╭─ Input material

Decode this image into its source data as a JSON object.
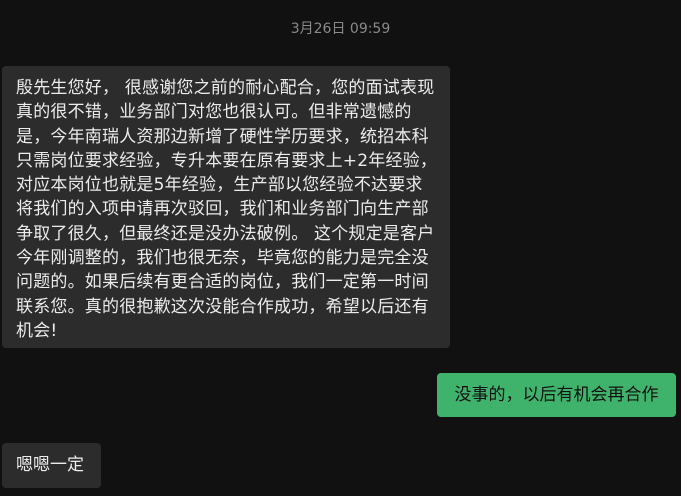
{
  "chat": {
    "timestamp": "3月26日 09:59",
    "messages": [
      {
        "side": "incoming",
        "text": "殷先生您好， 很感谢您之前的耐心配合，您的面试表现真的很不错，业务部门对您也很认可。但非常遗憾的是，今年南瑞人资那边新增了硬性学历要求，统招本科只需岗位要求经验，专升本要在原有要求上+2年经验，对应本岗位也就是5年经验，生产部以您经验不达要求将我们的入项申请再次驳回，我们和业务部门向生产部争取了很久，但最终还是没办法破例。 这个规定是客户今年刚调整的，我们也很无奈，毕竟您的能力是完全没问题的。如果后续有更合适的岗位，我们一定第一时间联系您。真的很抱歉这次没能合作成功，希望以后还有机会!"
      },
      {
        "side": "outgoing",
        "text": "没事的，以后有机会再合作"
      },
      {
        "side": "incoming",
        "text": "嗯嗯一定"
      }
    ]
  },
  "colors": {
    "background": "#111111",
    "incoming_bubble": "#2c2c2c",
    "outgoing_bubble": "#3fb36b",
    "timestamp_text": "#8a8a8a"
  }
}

╰─

Given instruction:
Write the listing above out again exactly, dropping each image.

Response below:
Decode this image into its source data as a JSON object.
{
  "chat": {
    "timestamp": "3月26日 09:59",
    "messages": [
      {
        "side": "incoming",
        "text": "殷先生您好， 很感谢您之前的耐心配合，您的面试表现真的很不错，业务部门对您也很认可。但非常遗憾的是，今年南瑞人资那边新增了硬性学历要求，统招本科只需岗位要求经验，专升本要在原有要求上+2年经验，对应本岗位也就是5年经验，生产部以您经验不达要求将我们的入项申请再次驳回，我们和业务部门向生产部争取了很久，但最终还是没办法破例。 这个规定是客户今年刚调整的，我们也很无奈，毕竟您的能力是完全没问题的。如果后续有更合适的岗位，我们一定第一时间联系您。真的很抱歉这次没能合作成功，希望以后还有机会!"
      },
      {
        "side": "outgoing",
        "text": "没事的，以后有机会再合作"
      },
      {
        "side": "incoming",
        "text": "嗯嗯一定"
      }
    ]
  },
  "colors": {
    "background": "#111111",
    "incoming_bubble": "#2c2c2c",
    "outgoing_bubble": "#3fb36b",
    "timestamp_text": "#8a8a8a"
  }
}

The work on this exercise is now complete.